##### Excerpted records #####
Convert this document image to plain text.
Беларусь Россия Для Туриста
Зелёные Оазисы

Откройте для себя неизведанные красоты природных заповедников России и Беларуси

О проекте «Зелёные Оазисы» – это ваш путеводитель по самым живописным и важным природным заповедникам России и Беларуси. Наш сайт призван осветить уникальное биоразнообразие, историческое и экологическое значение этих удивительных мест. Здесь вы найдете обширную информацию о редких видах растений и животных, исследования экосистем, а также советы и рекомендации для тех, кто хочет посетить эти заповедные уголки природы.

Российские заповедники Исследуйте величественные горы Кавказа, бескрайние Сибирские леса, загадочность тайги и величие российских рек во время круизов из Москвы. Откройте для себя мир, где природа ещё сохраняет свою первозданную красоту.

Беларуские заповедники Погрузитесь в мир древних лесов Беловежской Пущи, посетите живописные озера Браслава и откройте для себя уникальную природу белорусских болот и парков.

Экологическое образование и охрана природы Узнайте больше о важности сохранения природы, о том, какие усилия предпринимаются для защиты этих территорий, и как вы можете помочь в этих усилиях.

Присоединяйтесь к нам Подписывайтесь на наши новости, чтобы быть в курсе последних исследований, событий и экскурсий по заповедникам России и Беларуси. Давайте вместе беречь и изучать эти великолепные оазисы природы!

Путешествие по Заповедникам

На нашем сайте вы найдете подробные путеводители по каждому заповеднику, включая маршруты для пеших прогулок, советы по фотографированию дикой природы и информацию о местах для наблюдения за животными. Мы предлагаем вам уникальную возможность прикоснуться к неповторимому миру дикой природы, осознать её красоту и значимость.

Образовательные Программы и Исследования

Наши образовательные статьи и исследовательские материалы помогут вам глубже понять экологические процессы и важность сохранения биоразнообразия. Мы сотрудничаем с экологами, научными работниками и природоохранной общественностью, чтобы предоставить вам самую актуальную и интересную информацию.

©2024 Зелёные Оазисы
#####
● Problem to solve:
A number is the only answer here: how many lines of the material above contain "себя"?

● Solution below:
3